== PROBLEM TO SOLVE ==
Below are some records; work out how many of their lines contain "JSON" and give the number only.

>> BEGIN

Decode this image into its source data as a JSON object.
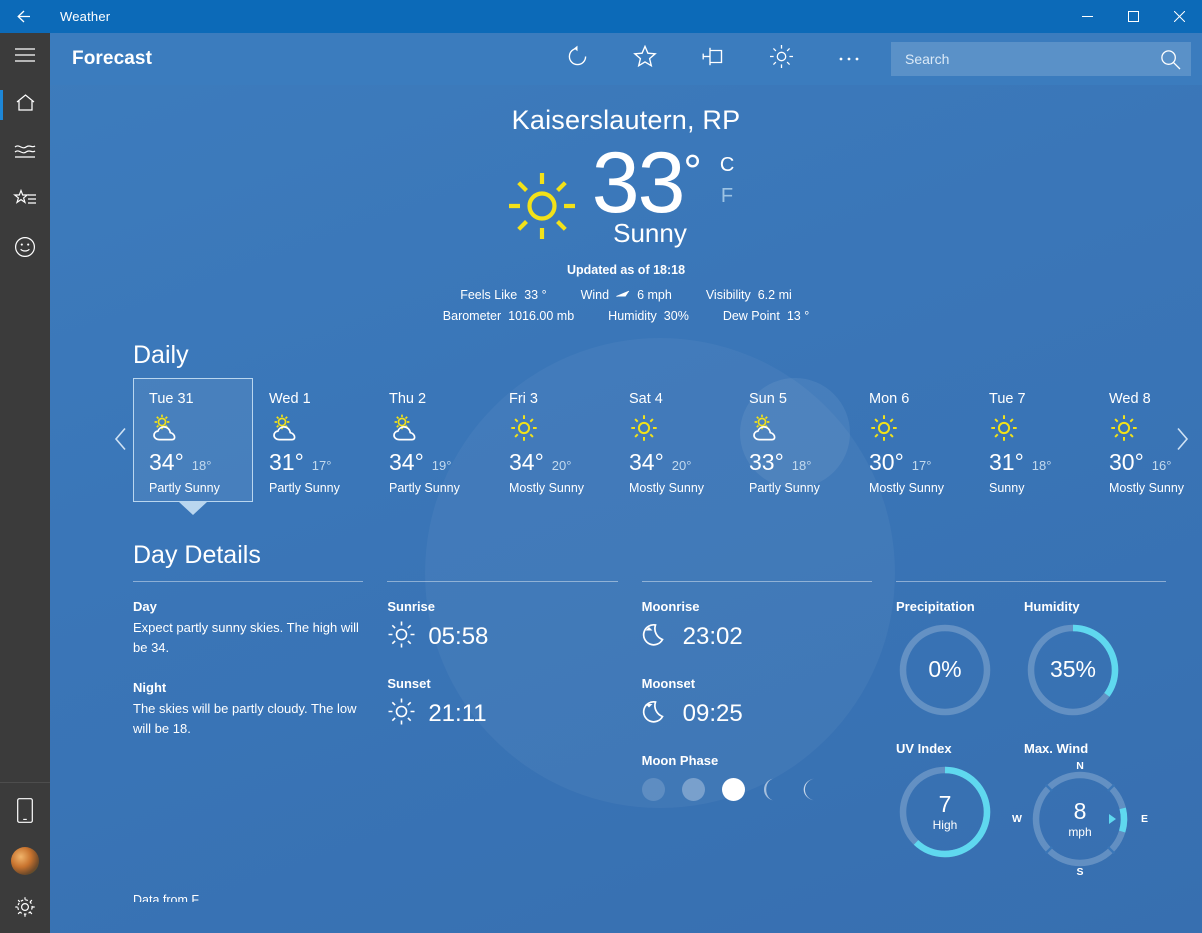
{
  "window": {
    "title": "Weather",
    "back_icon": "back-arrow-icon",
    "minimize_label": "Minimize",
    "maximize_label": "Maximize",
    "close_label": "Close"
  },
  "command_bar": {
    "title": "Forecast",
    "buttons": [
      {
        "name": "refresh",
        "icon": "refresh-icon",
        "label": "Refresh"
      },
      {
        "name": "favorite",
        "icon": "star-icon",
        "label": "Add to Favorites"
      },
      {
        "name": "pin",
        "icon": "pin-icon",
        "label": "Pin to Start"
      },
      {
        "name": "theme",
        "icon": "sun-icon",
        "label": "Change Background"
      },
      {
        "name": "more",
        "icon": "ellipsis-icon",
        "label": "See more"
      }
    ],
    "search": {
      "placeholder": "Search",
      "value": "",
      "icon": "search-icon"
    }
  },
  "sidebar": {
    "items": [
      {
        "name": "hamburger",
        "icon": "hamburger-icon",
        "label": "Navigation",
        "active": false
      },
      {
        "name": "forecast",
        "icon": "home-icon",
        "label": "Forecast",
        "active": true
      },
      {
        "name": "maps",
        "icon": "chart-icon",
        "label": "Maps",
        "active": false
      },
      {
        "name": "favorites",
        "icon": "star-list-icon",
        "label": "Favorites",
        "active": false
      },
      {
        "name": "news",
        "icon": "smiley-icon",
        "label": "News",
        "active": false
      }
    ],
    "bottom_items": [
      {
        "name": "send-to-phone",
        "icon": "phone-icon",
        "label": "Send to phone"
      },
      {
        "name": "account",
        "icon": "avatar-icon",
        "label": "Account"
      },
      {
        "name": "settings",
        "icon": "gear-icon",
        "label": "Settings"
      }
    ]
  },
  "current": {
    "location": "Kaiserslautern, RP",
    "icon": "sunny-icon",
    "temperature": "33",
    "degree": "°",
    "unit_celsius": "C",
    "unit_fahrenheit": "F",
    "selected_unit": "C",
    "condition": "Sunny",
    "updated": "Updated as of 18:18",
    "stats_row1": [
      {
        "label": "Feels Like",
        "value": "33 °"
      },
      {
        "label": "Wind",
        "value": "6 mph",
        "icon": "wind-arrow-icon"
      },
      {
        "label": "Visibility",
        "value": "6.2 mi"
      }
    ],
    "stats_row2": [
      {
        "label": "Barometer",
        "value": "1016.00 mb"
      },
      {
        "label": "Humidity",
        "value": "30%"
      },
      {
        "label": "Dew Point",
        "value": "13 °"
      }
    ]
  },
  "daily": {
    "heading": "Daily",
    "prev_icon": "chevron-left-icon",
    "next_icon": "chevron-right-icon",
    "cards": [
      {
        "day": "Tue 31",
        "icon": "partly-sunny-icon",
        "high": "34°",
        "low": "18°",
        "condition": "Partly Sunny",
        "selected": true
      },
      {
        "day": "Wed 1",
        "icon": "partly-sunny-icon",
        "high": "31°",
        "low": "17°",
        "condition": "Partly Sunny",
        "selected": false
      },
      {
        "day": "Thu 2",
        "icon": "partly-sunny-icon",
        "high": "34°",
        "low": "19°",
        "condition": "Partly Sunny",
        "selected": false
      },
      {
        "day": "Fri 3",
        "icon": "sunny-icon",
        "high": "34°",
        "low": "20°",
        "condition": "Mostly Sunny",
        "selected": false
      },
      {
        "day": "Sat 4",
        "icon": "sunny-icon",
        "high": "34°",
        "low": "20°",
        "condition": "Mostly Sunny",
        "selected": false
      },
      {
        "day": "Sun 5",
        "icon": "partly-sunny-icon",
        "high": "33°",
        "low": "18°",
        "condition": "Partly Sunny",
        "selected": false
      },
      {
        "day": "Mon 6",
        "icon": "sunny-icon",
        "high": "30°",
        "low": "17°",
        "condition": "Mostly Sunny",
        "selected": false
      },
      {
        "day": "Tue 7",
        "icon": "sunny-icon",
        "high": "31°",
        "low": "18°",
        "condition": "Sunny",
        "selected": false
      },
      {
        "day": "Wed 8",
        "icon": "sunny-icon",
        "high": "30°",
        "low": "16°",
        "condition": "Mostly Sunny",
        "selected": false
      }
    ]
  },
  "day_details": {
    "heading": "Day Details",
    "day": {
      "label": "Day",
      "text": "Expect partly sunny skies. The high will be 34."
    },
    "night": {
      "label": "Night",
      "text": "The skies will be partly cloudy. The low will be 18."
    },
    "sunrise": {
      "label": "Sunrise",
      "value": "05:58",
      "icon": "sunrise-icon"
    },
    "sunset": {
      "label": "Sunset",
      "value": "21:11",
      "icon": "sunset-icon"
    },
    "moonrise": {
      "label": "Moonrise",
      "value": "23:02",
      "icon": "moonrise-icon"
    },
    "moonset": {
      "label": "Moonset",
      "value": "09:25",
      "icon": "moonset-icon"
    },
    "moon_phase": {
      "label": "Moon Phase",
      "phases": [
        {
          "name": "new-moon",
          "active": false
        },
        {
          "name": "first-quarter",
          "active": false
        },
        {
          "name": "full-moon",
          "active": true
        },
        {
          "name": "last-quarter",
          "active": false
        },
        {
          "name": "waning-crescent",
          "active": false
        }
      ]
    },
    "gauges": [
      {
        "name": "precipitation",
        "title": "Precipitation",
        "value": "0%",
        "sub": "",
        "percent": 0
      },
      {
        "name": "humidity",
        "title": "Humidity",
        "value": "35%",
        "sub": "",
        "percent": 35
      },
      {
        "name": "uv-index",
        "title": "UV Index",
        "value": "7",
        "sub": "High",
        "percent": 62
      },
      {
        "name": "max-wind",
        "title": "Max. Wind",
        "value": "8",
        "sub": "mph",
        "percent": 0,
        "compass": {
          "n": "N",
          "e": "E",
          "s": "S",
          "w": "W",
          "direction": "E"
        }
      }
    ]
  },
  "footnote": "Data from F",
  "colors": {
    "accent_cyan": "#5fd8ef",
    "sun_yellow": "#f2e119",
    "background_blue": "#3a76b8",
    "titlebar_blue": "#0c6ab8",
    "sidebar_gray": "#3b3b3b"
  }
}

>> END
>> BEGIN

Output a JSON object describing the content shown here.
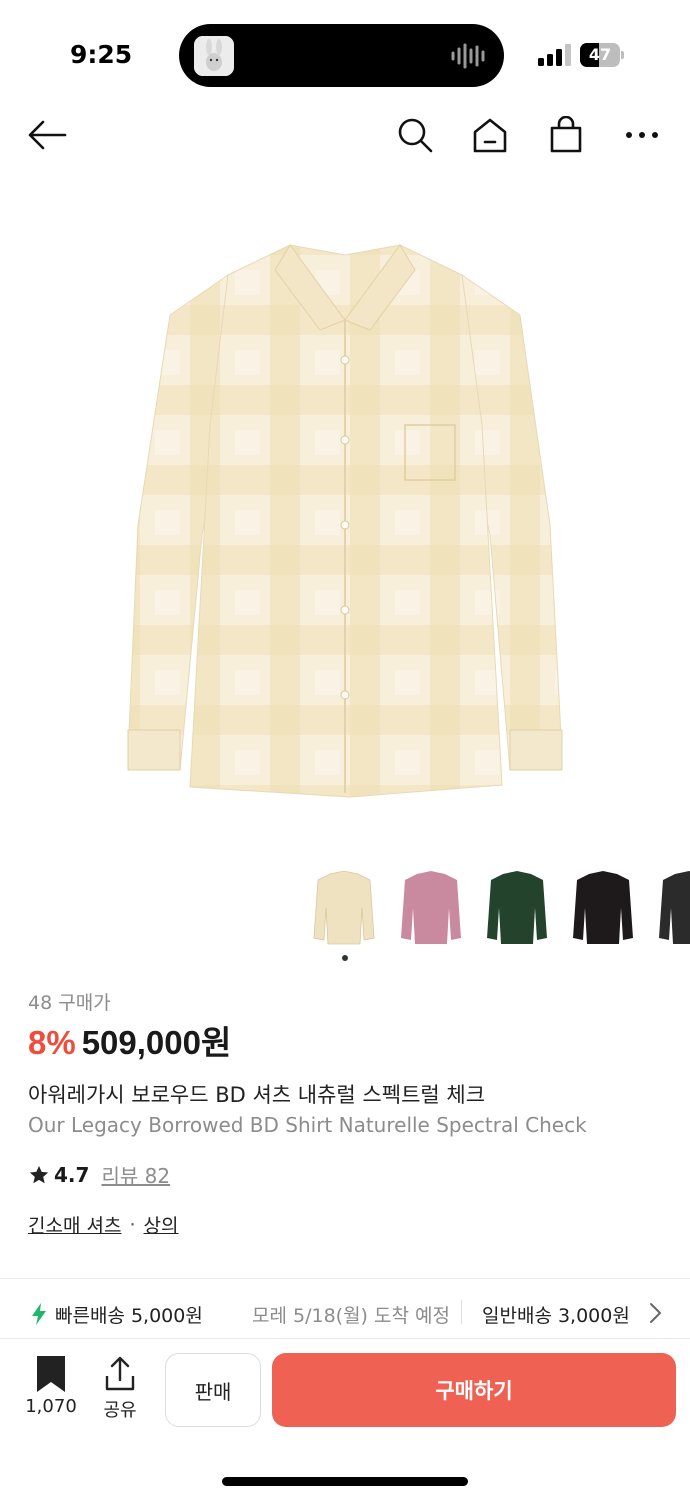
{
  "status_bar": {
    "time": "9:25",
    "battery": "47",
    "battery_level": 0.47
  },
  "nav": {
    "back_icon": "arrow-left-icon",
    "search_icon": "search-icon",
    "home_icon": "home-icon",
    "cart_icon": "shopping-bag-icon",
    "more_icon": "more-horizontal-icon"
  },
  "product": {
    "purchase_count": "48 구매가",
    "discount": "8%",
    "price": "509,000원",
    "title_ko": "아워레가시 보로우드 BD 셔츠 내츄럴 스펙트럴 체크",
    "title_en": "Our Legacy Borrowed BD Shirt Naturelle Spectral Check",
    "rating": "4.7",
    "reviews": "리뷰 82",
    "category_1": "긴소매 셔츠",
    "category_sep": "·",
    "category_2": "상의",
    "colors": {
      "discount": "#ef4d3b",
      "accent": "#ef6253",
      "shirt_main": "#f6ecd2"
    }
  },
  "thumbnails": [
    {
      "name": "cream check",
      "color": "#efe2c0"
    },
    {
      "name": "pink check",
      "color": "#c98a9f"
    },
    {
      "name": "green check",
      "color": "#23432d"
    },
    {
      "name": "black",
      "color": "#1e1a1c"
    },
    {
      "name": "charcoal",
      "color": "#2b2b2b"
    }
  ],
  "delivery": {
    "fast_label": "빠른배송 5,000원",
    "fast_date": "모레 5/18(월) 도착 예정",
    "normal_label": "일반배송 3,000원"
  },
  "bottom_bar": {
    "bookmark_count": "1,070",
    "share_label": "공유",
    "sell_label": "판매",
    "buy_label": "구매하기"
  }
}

>> END

== WORKED ANSWER ==
2